What is needed = The answer is one number: how many lines in the data below hold "name".

Provided entries =

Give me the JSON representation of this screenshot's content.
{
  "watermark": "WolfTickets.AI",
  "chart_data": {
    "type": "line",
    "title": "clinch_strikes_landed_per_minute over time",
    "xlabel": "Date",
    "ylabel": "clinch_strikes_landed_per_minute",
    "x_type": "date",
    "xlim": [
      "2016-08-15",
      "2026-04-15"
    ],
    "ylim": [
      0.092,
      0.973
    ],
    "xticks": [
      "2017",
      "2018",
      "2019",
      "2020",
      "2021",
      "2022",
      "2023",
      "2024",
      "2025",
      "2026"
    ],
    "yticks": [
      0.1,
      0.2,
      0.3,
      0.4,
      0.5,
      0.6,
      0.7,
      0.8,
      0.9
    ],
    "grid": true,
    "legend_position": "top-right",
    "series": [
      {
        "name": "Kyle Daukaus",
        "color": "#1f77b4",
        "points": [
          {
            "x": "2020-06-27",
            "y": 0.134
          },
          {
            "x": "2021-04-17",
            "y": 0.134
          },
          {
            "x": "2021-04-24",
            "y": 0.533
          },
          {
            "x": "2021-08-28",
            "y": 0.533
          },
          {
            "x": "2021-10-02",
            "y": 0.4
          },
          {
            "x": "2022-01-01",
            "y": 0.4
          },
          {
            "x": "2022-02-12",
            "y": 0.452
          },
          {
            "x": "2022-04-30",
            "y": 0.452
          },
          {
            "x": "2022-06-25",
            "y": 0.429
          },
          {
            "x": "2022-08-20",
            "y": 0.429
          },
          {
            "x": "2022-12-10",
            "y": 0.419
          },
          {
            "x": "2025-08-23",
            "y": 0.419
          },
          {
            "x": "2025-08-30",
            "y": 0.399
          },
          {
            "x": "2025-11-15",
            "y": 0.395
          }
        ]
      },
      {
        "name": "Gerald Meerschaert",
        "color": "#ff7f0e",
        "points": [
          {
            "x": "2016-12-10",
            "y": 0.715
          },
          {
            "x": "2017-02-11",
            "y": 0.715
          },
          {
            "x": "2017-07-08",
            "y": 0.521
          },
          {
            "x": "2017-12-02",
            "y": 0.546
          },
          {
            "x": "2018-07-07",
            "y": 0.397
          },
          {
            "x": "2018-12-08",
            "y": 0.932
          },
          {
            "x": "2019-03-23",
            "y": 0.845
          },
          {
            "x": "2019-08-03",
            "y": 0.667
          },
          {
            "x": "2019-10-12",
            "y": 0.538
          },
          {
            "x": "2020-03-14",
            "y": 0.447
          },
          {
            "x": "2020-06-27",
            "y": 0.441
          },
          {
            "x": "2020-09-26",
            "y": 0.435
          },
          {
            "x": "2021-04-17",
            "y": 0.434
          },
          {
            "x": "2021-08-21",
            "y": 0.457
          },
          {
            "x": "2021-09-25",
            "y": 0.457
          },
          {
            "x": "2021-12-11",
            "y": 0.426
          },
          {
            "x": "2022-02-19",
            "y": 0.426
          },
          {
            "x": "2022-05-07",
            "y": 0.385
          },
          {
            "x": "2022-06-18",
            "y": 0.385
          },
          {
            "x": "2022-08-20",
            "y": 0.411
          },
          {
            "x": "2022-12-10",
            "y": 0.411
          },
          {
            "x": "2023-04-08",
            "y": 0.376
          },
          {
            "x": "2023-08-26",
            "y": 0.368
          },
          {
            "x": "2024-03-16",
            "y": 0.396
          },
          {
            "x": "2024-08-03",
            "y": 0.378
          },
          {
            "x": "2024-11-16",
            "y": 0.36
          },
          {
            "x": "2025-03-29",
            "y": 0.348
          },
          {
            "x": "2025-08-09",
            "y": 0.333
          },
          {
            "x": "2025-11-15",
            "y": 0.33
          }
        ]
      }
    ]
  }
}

The answer = 2